RECORDS SHOWN ::
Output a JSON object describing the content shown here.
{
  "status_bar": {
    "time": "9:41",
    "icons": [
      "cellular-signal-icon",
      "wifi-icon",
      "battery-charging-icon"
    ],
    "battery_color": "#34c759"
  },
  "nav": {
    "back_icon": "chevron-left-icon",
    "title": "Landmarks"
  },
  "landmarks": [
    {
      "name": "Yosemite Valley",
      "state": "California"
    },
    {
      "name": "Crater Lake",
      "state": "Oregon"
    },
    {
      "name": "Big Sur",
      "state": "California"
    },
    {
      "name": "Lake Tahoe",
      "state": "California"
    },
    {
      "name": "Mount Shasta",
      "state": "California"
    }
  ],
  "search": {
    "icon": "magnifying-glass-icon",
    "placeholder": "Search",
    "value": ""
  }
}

WHAT NEEDS TO BE DONE :: Each line that has the word "name" should be copied.

RESULT OF THIS EXERCISE ::
      "name": "Yosemite Valley",
      "name": "Crater Lake",
      "name": "Big Sur",
      "name": "Lake Tahoe",
      "name": "Mount Shasta",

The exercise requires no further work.